═════ SUPPLIED DATA

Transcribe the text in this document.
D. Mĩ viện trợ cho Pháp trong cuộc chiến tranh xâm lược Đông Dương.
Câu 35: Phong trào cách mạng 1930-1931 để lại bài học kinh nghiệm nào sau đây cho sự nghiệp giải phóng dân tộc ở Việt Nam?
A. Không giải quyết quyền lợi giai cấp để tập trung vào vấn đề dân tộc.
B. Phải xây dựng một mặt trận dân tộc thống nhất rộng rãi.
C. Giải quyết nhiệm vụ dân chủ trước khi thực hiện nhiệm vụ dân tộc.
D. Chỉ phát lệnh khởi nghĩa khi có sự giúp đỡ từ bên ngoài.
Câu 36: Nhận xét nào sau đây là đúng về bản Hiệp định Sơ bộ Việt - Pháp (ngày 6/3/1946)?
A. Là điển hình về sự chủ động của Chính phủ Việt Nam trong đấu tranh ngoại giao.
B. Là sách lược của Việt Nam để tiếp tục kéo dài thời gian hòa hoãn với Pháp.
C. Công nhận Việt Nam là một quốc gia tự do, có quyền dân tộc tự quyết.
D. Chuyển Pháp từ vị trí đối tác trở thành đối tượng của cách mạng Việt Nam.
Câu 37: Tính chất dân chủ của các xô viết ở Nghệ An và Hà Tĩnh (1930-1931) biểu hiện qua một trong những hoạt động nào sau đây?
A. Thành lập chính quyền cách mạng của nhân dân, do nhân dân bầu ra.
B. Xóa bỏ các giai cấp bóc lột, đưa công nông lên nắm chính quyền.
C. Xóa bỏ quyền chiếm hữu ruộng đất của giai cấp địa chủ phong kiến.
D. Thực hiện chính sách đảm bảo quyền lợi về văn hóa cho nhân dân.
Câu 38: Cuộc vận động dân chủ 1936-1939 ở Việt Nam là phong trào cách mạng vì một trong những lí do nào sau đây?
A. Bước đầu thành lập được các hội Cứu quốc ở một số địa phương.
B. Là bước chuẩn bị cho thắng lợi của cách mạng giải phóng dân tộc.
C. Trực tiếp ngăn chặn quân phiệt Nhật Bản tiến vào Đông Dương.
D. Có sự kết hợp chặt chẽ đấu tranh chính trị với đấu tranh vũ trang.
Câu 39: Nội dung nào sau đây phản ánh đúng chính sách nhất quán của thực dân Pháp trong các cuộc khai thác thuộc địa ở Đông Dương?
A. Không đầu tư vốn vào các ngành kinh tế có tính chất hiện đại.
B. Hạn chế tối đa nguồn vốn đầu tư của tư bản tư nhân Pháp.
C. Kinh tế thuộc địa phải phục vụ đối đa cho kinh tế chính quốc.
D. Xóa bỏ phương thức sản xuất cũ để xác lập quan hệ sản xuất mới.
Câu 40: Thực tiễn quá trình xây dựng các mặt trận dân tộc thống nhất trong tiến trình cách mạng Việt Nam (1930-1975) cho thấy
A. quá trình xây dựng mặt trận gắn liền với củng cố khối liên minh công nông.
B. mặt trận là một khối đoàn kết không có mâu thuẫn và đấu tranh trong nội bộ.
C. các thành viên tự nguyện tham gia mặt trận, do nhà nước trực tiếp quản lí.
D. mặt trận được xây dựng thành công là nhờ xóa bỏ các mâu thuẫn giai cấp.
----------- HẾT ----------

══════════

*DIRECTIONS FOR THIS TASK:*
Scan the lines for the string "nhất". Pick out every line that has it.

*WRITTEN ANSWER:*
B. Phải xây dựng một mặt trận dân tộc thống nhất rộng rãi.
Câu 39: Nội dung nào sau đây phản ánh đúng chính sách nhất quán của thực dân Pháp trong các cuộc khai thác thuộc địa ở Đông Dương?
Câu 40: Thực tiễn quá trình xây dựng các mặt trận dân tộc thống nhất trong tiến trình cách mạng Việt Nam (1930-1975) cho thấy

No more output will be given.